Input data START

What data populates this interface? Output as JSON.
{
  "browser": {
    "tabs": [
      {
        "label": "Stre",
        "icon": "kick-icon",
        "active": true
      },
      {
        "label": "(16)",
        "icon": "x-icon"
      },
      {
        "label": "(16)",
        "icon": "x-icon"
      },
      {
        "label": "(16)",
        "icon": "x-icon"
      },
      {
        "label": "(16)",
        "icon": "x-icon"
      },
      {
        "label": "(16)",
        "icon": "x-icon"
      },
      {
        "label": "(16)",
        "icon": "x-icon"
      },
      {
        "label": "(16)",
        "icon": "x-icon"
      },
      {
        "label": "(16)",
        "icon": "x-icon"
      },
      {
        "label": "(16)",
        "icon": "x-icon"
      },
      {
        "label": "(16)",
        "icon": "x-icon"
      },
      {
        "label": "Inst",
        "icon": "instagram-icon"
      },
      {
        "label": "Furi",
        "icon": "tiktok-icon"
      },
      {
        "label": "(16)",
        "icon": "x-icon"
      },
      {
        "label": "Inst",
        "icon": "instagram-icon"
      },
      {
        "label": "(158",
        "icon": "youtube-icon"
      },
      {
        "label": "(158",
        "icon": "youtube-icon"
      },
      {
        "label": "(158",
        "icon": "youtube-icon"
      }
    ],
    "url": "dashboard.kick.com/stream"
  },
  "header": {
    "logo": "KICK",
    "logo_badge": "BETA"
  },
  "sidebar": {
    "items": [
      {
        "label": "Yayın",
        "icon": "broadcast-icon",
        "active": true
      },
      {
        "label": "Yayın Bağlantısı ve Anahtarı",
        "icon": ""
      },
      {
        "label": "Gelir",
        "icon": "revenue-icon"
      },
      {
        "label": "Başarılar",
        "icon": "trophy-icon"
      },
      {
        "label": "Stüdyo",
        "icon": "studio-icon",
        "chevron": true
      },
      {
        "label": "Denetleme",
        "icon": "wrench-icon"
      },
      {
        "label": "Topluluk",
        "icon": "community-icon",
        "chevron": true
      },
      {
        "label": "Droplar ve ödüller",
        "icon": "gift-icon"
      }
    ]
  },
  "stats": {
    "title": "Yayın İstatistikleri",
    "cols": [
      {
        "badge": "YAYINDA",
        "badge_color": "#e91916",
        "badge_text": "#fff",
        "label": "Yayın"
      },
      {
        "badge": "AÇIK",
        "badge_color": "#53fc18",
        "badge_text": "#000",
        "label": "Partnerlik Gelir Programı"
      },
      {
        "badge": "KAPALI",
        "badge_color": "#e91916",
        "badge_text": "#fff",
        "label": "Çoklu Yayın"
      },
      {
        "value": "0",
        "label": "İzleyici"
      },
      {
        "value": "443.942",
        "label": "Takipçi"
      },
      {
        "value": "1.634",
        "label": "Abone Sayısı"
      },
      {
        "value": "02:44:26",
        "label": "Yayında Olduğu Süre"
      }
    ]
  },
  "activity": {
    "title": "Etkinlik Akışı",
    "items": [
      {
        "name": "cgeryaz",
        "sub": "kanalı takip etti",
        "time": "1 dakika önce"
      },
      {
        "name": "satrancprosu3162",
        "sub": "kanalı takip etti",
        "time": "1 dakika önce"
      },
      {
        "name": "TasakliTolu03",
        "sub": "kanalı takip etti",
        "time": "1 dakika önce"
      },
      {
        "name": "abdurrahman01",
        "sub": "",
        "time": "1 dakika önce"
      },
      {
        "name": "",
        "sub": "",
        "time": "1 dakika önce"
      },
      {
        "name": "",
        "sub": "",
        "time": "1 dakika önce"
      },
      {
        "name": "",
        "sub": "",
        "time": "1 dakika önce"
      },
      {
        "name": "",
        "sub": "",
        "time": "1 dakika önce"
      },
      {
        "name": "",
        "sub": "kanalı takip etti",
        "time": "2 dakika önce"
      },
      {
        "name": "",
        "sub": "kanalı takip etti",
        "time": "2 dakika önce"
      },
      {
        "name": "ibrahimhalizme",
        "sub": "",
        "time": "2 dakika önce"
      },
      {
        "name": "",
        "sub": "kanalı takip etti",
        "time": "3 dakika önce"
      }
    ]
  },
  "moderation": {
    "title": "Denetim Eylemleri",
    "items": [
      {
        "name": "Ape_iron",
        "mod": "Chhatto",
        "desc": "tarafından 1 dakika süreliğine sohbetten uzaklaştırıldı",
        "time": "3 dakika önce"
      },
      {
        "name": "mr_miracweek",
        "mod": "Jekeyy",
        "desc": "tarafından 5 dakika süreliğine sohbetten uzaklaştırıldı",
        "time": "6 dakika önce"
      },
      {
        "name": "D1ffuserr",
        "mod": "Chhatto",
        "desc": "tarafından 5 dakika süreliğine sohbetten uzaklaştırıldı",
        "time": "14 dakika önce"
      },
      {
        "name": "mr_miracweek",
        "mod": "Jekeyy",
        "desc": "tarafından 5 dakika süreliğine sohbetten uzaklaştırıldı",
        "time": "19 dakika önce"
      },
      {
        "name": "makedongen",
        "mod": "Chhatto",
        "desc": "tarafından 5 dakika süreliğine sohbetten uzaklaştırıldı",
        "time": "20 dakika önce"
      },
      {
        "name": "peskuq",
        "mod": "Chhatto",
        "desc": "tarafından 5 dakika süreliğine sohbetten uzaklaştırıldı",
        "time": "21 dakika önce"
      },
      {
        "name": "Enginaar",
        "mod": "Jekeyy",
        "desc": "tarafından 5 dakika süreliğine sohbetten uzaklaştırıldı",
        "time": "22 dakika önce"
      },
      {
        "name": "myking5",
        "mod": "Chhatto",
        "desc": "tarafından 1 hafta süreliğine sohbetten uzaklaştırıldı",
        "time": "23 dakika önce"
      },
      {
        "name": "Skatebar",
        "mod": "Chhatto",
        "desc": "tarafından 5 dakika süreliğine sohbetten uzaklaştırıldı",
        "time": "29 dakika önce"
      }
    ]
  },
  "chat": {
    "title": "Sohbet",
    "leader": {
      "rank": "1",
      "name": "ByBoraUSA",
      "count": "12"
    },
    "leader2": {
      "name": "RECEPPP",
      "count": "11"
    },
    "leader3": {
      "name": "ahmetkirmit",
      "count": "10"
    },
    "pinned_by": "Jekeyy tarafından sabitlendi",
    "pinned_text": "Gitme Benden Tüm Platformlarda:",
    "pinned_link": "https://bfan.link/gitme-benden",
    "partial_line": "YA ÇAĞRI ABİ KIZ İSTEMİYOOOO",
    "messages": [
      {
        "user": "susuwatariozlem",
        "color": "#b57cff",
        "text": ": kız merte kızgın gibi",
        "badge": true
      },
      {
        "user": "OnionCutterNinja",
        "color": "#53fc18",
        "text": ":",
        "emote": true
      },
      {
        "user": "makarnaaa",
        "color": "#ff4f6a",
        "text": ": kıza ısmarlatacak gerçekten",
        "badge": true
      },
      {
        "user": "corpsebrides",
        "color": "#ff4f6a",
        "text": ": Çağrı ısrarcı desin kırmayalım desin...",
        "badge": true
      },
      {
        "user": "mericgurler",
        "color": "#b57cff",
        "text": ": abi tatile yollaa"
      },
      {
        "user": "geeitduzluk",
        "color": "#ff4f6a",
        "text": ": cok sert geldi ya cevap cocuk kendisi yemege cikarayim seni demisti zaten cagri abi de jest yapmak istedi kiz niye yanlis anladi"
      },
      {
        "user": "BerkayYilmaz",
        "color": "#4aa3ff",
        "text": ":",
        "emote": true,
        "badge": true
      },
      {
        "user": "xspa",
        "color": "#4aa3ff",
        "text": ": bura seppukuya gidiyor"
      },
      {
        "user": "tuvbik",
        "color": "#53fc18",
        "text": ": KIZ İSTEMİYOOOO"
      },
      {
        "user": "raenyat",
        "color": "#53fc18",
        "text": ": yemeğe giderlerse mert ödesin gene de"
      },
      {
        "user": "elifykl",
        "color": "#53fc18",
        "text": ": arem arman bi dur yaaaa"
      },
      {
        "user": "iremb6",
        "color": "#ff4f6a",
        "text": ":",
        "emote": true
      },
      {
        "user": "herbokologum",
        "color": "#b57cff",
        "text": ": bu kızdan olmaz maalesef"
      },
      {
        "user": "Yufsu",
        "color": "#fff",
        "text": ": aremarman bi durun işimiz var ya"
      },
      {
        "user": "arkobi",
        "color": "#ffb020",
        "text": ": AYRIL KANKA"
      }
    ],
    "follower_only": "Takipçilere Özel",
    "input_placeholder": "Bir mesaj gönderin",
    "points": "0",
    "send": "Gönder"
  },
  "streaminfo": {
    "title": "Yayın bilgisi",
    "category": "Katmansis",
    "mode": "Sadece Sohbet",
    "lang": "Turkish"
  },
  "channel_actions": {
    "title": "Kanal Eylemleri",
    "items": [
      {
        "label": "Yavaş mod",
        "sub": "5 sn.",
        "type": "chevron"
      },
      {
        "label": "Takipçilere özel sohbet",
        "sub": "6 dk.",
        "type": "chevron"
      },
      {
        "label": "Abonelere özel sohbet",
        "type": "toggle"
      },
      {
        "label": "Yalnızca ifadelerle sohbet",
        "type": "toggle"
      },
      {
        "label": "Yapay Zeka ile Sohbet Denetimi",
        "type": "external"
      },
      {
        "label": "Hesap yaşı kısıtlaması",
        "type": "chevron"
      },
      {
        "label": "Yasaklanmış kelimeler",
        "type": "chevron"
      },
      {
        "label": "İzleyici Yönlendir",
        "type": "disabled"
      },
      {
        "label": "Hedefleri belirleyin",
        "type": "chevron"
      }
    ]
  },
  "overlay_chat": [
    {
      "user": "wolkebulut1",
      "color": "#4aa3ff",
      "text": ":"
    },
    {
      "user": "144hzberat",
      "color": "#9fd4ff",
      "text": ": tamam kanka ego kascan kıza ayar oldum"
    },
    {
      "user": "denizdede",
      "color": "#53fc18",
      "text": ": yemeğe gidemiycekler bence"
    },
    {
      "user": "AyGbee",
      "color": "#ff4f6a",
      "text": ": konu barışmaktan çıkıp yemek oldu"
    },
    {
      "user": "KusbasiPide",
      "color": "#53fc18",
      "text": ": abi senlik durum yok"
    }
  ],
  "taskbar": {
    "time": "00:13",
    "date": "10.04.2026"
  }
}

Input data END

=== Work item ===
A single number is expected: the count of lines in the entries that carry the string "İSTEMİYOOOO".

=== Response for this exercise ===
2